▸ Written instruction
Locate and copy each line in the data that contains the word "Camera".

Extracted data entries
|---|

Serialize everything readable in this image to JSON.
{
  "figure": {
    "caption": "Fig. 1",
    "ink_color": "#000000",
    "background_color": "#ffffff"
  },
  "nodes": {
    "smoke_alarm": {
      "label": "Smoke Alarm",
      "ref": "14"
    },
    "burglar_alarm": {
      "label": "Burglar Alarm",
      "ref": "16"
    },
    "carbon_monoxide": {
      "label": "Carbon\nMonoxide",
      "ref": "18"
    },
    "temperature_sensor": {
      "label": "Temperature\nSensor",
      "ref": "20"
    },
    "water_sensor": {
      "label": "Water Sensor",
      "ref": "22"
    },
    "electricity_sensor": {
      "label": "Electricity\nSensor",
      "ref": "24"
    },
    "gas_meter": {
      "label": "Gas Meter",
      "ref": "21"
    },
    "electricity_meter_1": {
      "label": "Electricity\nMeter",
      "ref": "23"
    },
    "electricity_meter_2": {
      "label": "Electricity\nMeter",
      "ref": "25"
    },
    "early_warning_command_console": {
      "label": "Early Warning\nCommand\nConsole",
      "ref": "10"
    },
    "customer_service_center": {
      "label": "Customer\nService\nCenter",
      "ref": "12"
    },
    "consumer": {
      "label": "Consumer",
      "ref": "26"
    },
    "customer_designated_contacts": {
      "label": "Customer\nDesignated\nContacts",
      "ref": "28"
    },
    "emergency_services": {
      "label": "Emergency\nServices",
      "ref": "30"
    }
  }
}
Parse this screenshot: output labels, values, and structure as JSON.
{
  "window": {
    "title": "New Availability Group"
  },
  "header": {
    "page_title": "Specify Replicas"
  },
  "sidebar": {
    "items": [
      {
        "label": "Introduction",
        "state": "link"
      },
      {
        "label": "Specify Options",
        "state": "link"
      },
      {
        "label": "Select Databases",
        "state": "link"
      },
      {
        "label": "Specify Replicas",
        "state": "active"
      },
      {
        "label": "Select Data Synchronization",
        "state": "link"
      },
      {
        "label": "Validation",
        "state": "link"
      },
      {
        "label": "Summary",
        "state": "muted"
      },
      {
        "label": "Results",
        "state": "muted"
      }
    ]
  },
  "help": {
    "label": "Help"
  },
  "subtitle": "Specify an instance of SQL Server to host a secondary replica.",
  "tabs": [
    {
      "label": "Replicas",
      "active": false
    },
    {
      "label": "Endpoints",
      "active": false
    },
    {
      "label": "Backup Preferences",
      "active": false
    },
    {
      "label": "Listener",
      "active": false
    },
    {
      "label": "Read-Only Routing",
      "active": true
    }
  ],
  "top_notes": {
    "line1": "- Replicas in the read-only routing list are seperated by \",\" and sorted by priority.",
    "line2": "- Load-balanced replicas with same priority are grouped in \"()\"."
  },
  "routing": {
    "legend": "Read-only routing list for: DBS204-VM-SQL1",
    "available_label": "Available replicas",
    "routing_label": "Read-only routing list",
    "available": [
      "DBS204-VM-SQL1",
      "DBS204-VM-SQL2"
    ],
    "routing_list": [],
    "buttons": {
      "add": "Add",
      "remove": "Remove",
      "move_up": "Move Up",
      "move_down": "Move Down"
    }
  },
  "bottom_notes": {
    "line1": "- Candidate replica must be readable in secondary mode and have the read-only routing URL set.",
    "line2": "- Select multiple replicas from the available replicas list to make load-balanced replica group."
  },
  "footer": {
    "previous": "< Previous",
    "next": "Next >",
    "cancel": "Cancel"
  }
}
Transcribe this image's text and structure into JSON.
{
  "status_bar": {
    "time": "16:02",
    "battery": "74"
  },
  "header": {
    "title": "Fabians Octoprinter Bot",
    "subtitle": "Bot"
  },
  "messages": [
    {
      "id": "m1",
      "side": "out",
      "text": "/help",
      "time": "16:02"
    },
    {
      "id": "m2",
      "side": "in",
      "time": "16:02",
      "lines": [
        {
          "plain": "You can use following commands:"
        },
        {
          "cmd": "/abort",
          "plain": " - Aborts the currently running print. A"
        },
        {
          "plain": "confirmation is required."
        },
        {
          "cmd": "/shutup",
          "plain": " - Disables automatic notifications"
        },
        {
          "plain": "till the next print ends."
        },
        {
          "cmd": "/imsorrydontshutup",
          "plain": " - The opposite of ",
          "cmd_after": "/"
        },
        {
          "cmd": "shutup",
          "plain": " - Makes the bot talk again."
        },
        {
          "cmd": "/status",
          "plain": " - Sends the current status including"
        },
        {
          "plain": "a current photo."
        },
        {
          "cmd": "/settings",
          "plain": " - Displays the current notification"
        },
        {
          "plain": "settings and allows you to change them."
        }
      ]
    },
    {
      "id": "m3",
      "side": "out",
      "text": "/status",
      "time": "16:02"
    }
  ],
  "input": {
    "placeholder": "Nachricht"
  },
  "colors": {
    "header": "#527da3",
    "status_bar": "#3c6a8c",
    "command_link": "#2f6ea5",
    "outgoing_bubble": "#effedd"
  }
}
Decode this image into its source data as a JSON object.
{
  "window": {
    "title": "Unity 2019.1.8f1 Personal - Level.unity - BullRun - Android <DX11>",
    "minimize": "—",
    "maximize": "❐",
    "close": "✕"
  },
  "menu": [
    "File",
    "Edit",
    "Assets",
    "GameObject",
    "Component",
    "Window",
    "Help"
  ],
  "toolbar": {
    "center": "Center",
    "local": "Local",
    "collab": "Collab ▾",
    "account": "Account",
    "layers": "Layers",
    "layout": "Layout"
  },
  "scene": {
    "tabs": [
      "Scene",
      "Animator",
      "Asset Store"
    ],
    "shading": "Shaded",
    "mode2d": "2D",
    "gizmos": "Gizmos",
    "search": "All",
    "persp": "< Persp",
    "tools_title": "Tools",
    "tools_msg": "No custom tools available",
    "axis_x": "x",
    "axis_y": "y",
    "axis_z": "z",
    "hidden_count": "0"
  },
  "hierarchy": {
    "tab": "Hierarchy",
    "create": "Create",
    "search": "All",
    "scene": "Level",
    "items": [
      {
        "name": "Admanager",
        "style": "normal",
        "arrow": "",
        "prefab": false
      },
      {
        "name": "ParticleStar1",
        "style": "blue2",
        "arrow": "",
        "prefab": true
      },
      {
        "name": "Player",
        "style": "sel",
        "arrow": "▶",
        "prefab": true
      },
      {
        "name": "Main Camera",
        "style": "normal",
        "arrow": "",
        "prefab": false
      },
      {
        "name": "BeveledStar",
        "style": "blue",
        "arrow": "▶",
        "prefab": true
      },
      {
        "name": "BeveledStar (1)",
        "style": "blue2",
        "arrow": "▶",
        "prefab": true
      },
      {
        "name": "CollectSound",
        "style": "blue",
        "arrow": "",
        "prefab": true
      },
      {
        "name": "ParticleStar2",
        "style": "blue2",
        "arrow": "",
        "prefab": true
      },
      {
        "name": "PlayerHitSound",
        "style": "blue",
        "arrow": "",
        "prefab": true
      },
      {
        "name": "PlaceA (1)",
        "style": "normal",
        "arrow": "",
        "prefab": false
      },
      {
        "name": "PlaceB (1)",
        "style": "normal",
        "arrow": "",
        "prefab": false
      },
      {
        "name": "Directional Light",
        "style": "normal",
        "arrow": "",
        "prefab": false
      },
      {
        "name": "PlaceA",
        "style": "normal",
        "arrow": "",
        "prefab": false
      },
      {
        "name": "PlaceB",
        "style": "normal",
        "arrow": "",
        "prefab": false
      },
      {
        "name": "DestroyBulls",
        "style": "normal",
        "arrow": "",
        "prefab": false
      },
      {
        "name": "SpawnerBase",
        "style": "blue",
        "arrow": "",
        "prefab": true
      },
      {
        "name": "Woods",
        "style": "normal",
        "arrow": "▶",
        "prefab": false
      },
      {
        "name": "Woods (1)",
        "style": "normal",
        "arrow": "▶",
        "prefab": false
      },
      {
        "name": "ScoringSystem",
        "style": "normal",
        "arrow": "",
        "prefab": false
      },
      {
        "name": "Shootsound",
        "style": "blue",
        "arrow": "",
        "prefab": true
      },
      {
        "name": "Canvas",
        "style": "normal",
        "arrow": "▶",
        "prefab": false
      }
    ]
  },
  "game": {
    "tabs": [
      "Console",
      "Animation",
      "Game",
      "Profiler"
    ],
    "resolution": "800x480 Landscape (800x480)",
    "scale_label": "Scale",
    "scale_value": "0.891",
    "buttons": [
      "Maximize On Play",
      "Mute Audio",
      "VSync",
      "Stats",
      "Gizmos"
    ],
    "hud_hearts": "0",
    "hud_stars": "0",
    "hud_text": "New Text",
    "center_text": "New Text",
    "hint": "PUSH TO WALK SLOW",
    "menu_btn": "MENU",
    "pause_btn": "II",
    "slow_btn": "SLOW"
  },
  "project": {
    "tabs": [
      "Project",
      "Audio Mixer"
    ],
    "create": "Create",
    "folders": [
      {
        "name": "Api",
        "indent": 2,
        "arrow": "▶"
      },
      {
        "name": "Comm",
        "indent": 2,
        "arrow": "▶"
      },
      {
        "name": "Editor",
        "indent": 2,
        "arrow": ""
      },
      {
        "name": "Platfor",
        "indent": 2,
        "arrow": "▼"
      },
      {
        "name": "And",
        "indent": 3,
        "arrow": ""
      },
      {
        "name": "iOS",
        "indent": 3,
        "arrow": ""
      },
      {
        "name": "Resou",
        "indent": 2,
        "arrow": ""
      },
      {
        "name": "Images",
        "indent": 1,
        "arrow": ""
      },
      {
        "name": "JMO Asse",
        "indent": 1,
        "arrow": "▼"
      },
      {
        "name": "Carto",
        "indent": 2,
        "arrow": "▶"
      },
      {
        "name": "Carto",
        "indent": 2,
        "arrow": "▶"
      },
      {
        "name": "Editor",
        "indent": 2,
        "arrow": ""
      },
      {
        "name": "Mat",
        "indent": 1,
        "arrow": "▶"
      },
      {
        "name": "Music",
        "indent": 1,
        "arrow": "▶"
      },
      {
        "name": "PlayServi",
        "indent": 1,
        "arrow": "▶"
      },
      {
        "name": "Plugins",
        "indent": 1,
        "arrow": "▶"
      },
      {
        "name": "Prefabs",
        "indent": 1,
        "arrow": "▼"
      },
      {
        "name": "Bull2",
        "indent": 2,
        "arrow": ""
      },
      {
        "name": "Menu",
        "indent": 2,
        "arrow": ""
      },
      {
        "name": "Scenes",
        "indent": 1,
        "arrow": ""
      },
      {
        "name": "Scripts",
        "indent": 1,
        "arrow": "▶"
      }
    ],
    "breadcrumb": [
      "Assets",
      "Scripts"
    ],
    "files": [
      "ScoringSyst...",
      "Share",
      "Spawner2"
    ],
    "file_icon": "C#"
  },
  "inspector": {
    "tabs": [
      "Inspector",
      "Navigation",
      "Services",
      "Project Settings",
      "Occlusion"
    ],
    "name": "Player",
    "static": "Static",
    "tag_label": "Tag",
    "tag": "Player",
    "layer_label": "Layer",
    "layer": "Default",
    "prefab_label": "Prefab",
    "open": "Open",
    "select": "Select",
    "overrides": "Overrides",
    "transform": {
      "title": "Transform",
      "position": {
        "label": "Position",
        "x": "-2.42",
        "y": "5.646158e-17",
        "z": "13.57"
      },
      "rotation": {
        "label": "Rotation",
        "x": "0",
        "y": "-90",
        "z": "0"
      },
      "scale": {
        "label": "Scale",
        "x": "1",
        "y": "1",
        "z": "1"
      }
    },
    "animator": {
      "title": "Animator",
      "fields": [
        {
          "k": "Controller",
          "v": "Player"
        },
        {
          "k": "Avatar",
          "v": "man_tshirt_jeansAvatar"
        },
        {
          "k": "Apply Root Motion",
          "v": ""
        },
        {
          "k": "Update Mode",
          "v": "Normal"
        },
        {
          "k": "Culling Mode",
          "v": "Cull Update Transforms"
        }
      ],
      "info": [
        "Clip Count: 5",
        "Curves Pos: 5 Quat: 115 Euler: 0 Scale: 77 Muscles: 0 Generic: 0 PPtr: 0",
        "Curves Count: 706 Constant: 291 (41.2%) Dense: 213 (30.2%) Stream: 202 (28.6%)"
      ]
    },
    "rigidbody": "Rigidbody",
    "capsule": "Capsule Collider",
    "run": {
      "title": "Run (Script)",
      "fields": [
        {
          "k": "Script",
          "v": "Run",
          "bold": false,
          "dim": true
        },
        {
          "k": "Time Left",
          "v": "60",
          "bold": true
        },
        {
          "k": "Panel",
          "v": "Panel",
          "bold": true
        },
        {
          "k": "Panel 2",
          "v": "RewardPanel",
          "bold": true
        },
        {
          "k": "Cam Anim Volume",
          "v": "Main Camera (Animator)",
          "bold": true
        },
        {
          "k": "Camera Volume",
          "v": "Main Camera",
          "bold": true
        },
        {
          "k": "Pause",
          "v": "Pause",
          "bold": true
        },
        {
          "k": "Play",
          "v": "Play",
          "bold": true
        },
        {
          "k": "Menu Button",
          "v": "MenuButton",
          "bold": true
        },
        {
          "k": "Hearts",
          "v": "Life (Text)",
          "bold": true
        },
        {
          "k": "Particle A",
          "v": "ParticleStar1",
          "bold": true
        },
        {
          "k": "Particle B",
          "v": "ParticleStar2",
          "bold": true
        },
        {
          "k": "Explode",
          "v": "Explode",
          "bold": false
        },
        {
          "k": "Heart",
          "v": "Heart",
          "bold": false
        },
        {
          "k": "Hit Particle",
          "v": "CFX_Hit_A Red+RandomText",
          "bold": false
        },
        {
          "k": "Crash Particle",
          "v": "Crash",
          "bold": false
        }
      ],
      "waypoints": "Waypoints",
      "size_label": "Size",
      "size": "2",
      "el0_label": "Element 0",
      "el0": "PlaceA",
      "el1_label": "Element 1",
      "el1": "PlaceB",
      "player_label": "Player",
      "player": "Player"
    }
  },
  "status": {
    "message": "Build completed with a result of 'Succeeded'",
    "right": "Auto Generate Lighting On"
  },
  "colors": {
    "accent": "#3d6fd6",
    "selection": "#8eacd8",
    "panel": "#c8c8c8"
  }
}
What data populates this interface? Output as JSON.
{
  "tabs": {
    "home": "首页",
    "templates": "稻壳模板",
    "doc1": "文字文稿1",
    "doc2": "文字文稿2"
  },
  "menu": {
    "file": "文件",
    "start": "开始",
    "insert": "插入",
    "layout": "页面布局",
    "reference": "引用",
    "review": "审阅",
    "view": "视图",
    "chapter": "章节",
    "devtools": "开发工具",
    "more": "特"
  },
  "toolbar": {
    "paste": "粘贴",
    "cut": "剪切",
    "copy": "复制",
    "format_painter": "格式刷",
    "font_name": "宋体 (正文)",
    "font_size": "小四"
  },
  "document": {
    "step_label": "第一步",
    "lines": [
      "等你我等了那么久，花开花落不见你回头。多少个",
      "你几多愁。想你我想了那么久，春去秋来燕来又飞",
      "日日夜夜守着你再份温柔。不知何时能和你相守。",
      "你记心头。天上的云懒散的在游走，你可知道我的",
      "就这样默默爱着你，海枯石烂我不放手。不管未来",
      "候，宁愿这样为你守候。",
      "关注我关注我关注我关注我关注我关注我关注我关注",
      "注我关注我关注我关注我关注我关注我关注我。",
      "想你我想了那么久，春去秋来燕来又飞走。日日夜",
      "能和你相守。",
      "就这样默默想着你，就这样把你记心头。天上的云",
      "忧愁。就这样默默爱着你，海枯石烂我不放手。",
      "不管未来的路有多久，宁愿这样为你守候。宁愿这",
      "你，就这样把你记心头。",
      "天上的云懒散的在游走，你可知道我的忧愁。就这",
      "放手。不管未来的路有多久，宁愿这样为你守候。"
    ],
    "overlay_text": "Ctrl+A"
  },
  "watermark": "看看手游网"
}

|---|

▸ Exercise solution
        "name": "Main Camera",
          "v": "Main Camera (Animator)",
          "k": "Camera Volume",
          "v": "Main Camera",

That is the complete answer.